**WHAT IS ASKED**:
Please copy exactly the lines that begin with the one containing "What's the underlying" and end with the last line of the entries.

SOURCE DATA start

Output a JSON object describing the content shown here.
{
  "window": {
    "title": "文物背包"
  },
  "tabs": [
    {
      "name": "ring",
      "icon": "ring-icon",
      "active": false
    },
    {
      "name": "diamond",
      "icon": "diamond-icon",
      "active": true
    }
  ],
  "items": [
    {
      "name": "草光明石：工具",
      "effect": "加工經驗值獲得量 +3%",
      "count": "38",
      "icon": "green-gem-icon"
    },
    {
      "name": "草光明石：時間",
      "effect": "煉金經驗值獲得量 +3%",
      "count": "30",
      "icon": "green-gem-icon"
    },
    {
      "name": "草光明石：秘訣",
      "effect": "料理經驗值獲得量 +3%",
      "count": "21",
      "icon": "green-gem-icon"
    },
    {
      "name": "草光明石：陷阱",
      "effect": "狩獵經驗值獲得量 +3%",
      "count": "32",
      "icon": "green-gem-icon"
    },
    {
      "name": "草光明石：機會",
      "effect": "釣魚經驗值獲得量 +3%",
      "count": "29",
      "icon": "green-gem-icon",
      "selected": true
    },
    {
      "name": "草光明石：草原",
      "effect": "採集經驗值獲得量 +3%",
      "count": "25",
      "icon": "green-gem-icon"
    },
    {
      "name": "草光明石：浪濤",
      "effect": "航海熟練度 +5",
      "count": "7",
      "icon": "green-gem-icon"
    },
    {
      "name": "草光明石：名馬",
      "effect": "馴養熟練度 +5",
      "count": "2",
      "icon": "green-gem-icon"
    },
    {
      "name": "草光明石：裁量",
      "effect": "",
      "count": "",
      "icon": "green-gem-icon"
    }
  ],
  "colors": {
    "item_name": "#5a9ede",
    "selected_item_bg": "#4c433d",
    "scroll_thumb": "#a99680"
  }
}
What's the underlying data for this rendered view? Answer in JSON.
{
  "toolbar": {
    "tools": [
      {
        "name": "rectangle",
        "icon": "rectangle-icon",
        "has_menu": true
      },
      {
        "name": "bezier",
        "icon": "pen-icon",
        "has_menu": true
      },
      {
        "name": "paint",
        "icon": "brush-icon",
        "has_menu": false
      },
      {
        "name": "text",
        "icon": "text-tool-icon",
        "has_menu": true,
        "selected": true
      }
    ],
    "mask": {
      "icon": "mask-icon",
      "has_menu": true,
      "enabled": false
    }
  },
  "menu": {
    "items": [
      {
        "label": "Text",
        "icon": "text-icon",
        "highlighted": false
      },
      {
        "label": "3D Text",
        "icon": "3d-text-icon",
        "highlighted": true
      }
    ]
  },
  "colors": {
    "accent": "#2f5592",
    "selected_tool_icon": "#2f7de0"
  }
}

SOURCE DATA end

**ANSWER TO THE PROBLEM**:
What's the underlying data for this rendered view? Answer in JSON.
{
  "toolbar": {
    "tools": [
      {
        "name": "rectangle",
        "icon": "rectangle-icon",
        "has_menu": true
      },
      {
        "name": "bezier",
        "icon": "pen-icon",
        "has_menu": true
      },
      {
        "name": "paint",
        "icon": "brush-icon",
        "has_menu": false
      },
      {
        "name": "text",
        "icon": "text-tool-icon",
        "has_menu": true,
        "selected": true
      }
    ],
    "mask": {
      "icon": "mask-icon",
      "has_menu": true,
      "enabled": false
    }
  },
  "menu": {
    "items": [
      {
        "label": "Text",
        "icon": "text-icon",
        "highlighted": false
      },
      {
        "label": "3D Text",
        "icon": "3d-text-icon",
        "highlighted": true
      }
    ]
  },
  "colors": {
    "accent": "#2f5592",
    "selected_tool_icon": "#2f7de0"
  }
}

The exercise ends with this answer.